Start of Records to process

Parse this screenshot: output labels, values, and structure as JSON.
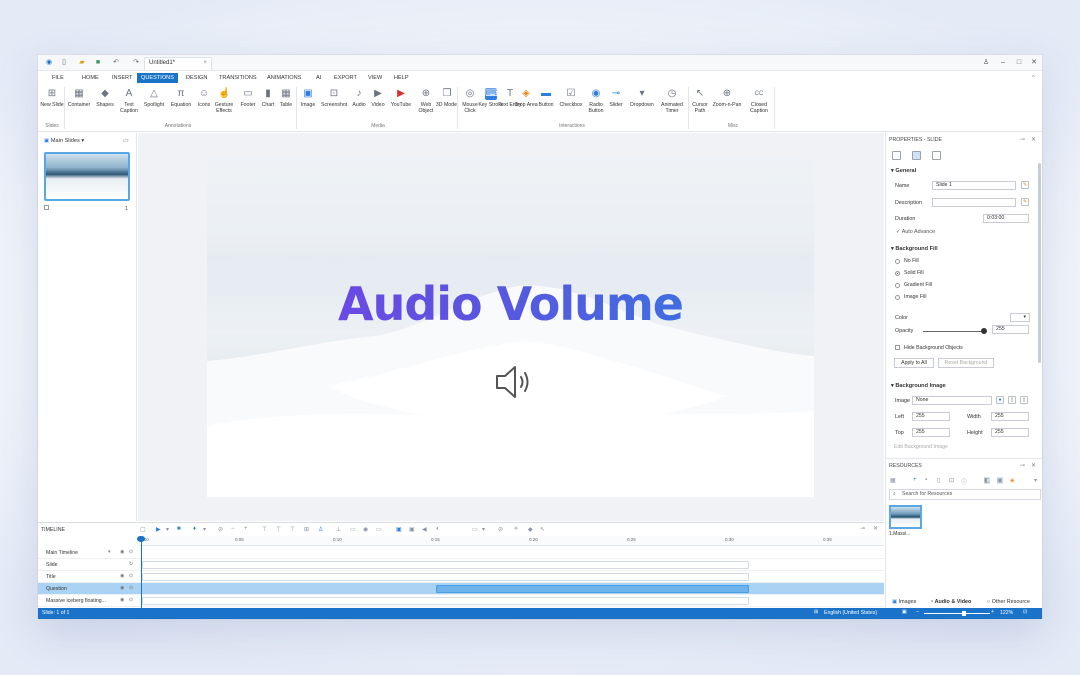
{
  "titlebar": {
    "doc_title": "Untitled1*",
    "close_tab": "×",
    "icons": [
      "app-logo-icon",
      "new-file-icon",
      "open-folder-icon",
      "save-icon",
      "undo-icon",
      "redo-icon"
    ],
    "window_controls": {
      "user": "♙",
      "minimize": "–",
      "maximize": "□",
      "close": "✕"
    }
  },
  "menu": {
    "items": [
      "FILE",
      "HOME",
      "INSERT",
      "QUESTIONS",
      "DESIGN",
      "TRANSITIONS",
      "ANIMATIONS",
      "AI",
      "EXPORT",
      "VIEW",
      "HELP"
    ],
    "active": "QUESTIONS",
    "collapse": "^"
  },
  "ribbon": {
    "groups": {
      "slides": "Slides",
      "annotations": "Annotations",
      "media": "Media",
      "interactions": "Interactions",
      "misc": "Misc"
    },
    "buttons": [
      {
        "label": "New Slide",
        "glyph": "⊞"
      },
      {
        "label": "Container",
        "glyph": "▦"
      },
      {
        "label": "Shapes",
        "glyph": "◆"
      },
      {
        "label": "Text Caption",
        "glyph": "A"
      },
      {
        "label": "Spotlight",
        "glyph": "△"
      },
      {
        "label": "Equation",
        "glyph": "π"
      },
      {
        "label": "Icons",
        "glyph": "☺"
      },
      {
        "label": "Gesture Effects",
        "glyph": "☝"
      },
      {
        "label": "Footer",
        "glyph": "▭"
      },
      {
        "label": "Chart",
        "glyph": "▮"
      },
      {
        "label": "Table",
        "glyph": "▦"
      },
      {
        "label": "Image",
        "glyph": "▣"
      },
      {
        "label": "Screenshot",
        "glyph": "⊡"
      },
      {
        "label": "Audio",
        "glyph": "♪"
      },
      {
        "label": "Video",
        "glyph": "▶"
      },
      {
        "label": "YouTube",
        "glyph": "▶"
      },
      {
        "label": "Web Object",
        "glyph": "⊕"
      },
      {
        "label": "3D Model",
        "glyph": "❒"
      },
      {
        "label": "Mouse Click",
        "glyph": "◎"
      },
      {
        "label": "Key Stroke",
        "glyph": "⌨"
      },
      {
        "label": "Text Entry",
        "glyph": "T"
      },
      {
        "label": "Drop Area",
        "glyph": "◈"
      },
      {
        "label": "Button",
        "glyph": "▬"
      },
      {
        "label": "Checkbox",
        "glyph": "☑"
      },
      {
        "label": "Radio Button",
        "glyph": "◉"
      },
      {
        "label": "Slider",
        "glyph": "⊸"
      },
      {
        "label": "Dropdown",
        "glyph": "▾"
      },
      {
        "label": "Animated Timer",
        "glyph": "◷"
      },
      {
        "label": "Cursor Path",
        "glyph": "↖"
      },
      {
        "label": "Zoom-n-Pan",
        "glyph": "⊕"
      },
      {
        "label": "Closed Caption",
        "glyph": "CC"
      }
    ]
  },
  "slides_panel": {
    "header": "Main Slides",
    "slide_number": "1"
  },
  "slide": {
    "title": "Audio Volume",
    "title_gradient": [
      "#7a3fe8",
      "#2f7de0"
    ]
  },
  "properties": {
    "header": "PROPERTIES - SLIDE",
    "general": {
      "section": "General",
      "name_label": "Name",
      "name_value": "Slide 1",
      "description_label": "Description",
      "description_value": "",
      "duration_label": "Duration",
      "duration_value": "0:03:00",
      "auto_advance": "Auto Advance"
    },
    "background_fill": {
      "section": "Background Fill",
      "options": [
        "No Fill",
        "Solid Fill",
        "Gradient Fill",
        "Image Fill"
      ],
      "selected": "Solid Fill",
      "color_label": "Color",
      "color_value": "#ffffff",
      "opacity_label": "Opacity",
      "opacity_value": "255",
      "hide_bg_objects": "Hide Background Objects",
      "apply_all": "Apply to All",
      "reset_bg": "Reset Background"
    },
    "background_image": {
      "section": "Background Image",
      "image_label": "Image",
      "image_value": "None",
      "left_label": "Left",
      "left_value": "255",
      "width_label": "Width",
      "width_value": "255",
      "top_label": "Top",
      "top_value": "255",
      "height_label": "Height",
      "height_value": "255",
      "edit_button": "Edit Background Image"
    }
  },
  "resources": {
    "header": "RESOURCES",
    "search_placeholder": "Search for Resources",
    "item_label": "1.Massi...",
    "tabs": [
      "Images",
      "Audio & Video",
      "Other Resource"
    ],
    "active_tab": "Audio & Video"
  },
  "timeline": {
    "header": "TIMELINE",
    "ticks": [
      "0:00",
      "0:05",
      "0:10",
      "0:15",
      "0:20",
      "0:25",
      "0:30",
      "0:35"
    ],
    "rows": [
      {
        "name": "Main Timeline"
      },
      {
        "name": "Slide"
      },
      {
        "name": "Title"
      },
      {
        "name": "Question"
      },
      {
        "name": "Massive iceberg floating..."
      }
    ],
    "selected_row": "Question"
  },
  "statusbar": {
    "slide_info": "Slide: 1 of 1",
    "language": "English (United States)",
    "zoom": "122%",
    "zoom_minus": "−",
    "zoom_plus": "+"
  }
}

End of Records to process

▶ **Task**:
Scan the material above. Copy each line where "Video" occurs.

▶ **Written response**:
        "label": "Video",
      "Audio & Video",
    "active_tab": "Audio & Video"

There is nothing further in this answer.